## Job
Each record below should appear again exactly as written.

## Available records
▼

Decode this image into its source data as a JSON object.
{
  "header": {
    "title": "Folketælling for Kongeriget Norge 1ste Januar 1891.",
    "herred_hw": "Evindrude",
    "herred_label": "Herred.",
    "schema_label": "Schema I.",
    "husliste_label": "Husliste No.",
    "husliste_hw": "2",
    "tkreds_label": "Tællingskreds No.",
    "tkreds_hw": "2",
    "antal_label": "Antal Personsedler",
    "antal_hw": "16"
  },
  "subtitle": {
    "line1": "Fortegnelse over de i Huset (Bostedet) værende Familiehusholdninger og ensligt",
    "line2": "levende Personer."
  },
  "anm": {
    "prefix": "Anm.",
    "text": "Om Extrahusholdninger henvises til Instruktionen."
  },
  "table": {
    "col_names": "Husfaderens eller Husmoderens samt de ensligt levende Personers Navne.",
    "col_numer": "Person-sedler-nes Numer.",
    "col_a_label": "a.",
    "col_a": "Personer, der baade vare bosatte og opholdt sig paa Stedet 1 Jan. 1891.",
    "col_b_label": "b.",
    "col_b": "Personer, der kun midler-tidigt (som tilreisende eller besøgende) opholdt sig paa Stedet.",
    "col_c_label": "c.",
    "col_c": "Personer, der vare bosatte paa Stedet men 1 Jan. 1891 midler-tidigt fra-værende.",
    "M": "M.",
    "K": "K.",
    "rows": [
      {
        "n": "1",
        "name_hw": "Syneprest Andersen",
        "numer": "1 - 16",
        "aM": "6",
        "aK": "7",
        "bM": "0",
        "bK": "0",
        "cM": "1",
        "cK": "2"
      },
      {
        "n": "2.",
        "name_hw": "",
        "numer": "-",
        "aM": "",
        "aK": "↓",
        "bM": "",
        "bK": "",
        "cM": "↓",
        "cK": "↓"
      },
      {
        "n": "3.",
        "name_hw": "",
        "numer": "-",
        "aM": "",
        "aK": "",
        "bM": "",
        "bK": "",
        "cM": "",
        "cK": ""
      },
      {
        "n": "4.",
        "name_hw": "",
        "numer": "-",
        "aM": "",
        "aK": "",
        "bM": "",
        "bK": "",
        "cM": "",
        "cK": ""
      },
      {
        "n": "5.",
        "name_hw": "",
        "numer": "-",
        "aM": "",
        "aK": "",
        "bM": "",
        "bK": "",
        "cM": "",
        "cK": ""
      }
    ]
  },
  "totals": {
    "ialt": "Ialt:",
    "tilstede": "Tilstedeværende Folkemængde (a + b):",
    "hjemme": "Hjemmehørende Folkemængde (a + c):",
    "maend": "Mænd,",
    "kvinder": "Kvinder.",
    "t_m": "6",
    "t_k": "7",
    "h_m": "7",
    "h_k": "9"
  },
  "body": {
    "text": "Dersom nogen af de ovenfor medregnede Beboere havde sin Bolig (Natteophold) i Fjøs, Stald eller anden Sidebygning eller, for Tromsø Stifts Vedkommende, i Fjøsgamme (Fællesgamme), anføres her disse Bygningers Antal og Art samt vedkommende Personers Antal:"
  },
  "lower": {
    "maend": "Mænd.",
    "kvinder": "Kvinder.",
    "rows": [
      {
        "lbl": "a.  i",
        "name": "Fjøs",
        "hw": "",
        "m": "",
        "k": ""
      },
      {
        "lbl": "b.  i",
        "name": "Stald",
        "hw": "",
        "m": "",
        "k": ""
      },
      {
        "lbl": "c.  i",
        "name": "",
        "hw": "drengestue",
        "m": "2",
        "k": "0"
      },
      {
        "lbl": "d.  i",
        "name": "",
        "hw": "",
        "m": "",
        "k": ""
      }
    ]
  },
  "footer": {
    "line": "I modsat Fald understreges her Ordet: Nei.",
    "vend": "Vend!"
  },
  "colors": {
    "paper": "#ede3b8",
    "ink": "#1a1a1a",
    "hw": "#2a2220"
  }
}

▲

## Result
Decode this image into its source data as a JSON object.
{
  "header": {
    "title": "Folketælling for Kongeriget Norge 1ste Januar 1891.",
    "herred_hw": "Evindrude",
    "herred_label": "Herred.",
    "schema_label": "Schema I.",
    "husliste_label": "Husliste No.",
    "husliste_hw": "2",
    "tkreds_label": "Tællingskreds No.",
    "tkreds_hw": "2",
    "antal_label": "Antal Personsedler",
    "antal_hw": "16"
  },
  "subtitle": {
    "line1": "Fortegnelse over de i Huset (Bostedet) værende Familiehusholdninger og ensligt",
    "line2": "levende Personer."
  },
  "anm": {
    "prefix": "Anm.",
    "text": "Om Extrahusholdninger henvises til Instruktionen."
  },
  "table": {
    "col_names": "Husfaderens eller Husmoderens samt de ensligt levende Personers Navne.",
    "col_numer": "Person-sedler-nes Numer.",
    "col_a_label": "a.",
    "col_a": "Personer, der baade vare bosatte og opholdt sig paa Stedet 1 Jan. 1891.",
    "col_b_label": "b.",
    "col_b": "Personer, der kun midler-tidigt (som tilreisende eller besøgende) opholdt sig paa Stedet.",
    "col_c_label": "c.",
    "col_c": "Personer, der vare bosatte paa Stedet men 1 Jan. 1891 midler-tidigt fra-værende.",
    "M": "M.",
    "K": "K.",
    "rows": [
      {
        "n": "1",
        "name_hw": "Syneprest Andersen",
        "numer": "1 - 16",
        "aM": "6",
        "aK": "7",
        "bM": "0",
        "bK": "0",
        "cM": "1",
        "cK": "2"
      },
      {
        "n": "2.",
        "name_hw": "",
        "numer": "-",
        "aM": "",
        "aK": "↓",
        "bM": "",
        "bK": "",
        "cM": "↓",
        "cK": "↓"
      },
      {
        "n": "3.",
        "name_hw": "",
        "numer": "-",
        "aM": "",
        "aK": "",
        "bM": "",
        "bK": "",
        "cM": "",
        "cK": ""
      },
      {
        "n": "4.",
        "name_hw": "",
        "numer": "-",
        "aM": "",
        "aK": "",
        "bM": "",
        "bK": "",
        "cM": "",
        "cK": ""
      },
      {
        "n": "5.",
        "name_hw": "",
        "numer": "-",
        "aM": "",
        "aK": "",
        "bM": "",
        "bK": "",
        "cM": "",
        "cK": ""
      }
    ]
  },
  "totals": {
    "ialt": "Ialt:",
    "tilstede": "Tilstedeværende Folkemængde (a + b):",
    "hjemme": "Hjemmehørende Folkemængde (a + c):",
    "maend": "Mænd,",
    "kvinder": "Kvinder.",
    "t_m": "6",
    "t_k": "7",
    "h_m": "7",
    "h_k": "9"
  },
  "body": {
    "text": "Dersom nogen af de ovenfor medregnede Beboere havde sin Bolig (Natteophold) i Fjøs, Stald eller anden Sidebygning eller, for Tromsø Stifts Vedkommende, i Fjøsgamme (Fællesgamme), anføres her disse Bygningers Antal og Art samt vedkommende Personers Antal:"
  },
  "lower": {
    "maend": "Mænd.",
    "kvinder": "Kvinder.",
    "rows": [
      {
        "lbl": "a.  i",
        "name": "Fjøs",
        "hw": "",
        "m": "",
        "k": ""
      },
      {
        "lbl": "b.  i",
        "name": "Stald",
        "hw": "",
        "m": "",
        "k": ""
      },
      {
        "lbl": "c.  i",
        "name": "",
        "hw": "drengestue",
        "m": "2",
        "k": "0"
      },
      {
        "lbl": "d.  i",
        "name": "",
        "hw": "",
        "m": "",
        "k": ""
      }
    ]
  },
  "footer": {
    "line": "I modsat Fald understreges her Ordet: Nei.",
    "vend": "Vend!"
  },
  "colors": {
    "paper": "#ede3b8",
    "ink": "#1a1a1a",
    "hw": "#2a2220"
  }
}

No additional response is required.